(Dataset entries)
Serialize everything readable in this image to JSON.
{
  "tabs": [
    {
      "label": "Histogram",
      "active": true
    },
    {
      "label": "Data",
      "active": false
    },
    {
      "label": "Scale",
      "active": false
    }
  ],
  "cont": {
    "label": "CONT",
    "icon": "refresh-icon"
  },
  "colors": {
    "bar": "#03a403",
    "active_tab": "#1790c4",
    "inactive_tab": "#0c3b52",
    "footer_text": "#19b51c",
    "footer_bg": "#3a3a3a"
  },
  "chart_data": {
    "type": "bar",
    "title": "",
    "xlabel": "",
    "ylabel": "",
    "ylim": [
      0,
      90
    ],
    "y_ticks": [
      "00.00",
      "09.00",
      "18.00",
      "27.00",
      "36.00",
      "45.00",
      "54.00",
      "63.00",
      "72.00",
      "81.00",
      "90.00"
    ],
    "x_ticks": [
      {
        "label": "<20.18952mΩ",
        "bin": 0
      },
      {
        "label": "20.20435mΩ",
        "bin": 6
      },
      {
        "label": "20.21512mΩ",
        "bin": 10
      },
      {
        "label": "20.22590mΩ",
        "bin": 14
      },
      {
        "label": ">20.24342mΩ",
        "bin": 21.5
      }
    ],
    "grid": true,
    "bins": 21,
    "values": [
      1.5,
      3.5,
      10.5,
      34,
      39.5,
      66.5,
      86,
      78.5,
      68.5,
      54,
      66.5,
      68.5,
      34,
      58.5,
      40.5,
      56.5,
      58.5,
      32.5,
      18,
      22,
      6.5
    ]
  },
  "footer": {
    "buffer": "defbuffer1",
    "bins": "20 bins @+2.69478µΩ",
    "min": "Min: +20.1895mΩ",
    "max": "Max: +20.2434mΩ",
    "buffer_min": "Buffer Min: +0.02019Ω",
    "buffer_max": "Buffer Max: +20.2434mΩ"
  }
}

▶ TASK PROMPT: Every entry above needs to be quoted exactly.

▶ OUTPUT OF THE TASK:
Serialize everything readable in this image to JSON.
{
  "tabs": [
    {
      "label": "Histogram",
      "active": true
    },
    {
      "label": "Data",
      "active": false
    },
    {
      "label": "Scale",
      "active": false
    }
  ],
  "cont": {
    "label": "CONT",
    "icon": "refresh-icon"
  },
  "colors": {
    "bar": "#03a403",
    "active_tab": "#1790c4",
    "inactive_tab": "#0c3b52",
    "footer_text": "#19b51c",
    "footer_bg": "#3a3a3a"
  },
  "chart_data": {
    "type": "bar",
    "title": "",
    "xlabel": "",
    "ylabel": "",
    "ylim": [
      0,
      90
    ],
    "y_ticks": [
      "00.00",
      "09.00",
      "18.00",
      "27.00",
      "36.00",
      "45.00",
      "54.00",
      "63.00",
      "72.00",
      "81.00",
      "90.00"
    ],
    "x_ticks": [
      {
        "label": "<20.18952mΩ",
        "bin": 0
      },
      {
        "label": "20.20435mΩ",
        "bin": 6
      },
      {
        "label": "20.21512mΩ",
        "bin": 10
      },
      {
        "label": "20.22590mΩ",
        "bin": 14
      },
      {
        "label": ">20.24342mΩ",
        "bin": 21.5
      }
    ],
    "grid": true,
    "bins": 21,
    "values": [
      1.5,
      3.5,
      10.5,
      34,
      39.5,
      66.5,
      86,
      78.5,
      68.5,
      54,
      66.5,
      68.5,
      34,
      58.5,
      40.5,
      56.5,
      58.5,
      32.5,
      18,
      22,
      6.5
    ]
  },
  "footer": {
    "buffer": "defbuffer1",
    "bins": "20 bins @+2.69478µΩ",
    "min": "Min: +20.1895mΩ",
    "max": "Max: +20.2434mΩ",
    "buffer_min": "Buffer Min: +0.02019Ω",
    "buffer_max": "Buffer Max: +20.2434mΩ"
  }
}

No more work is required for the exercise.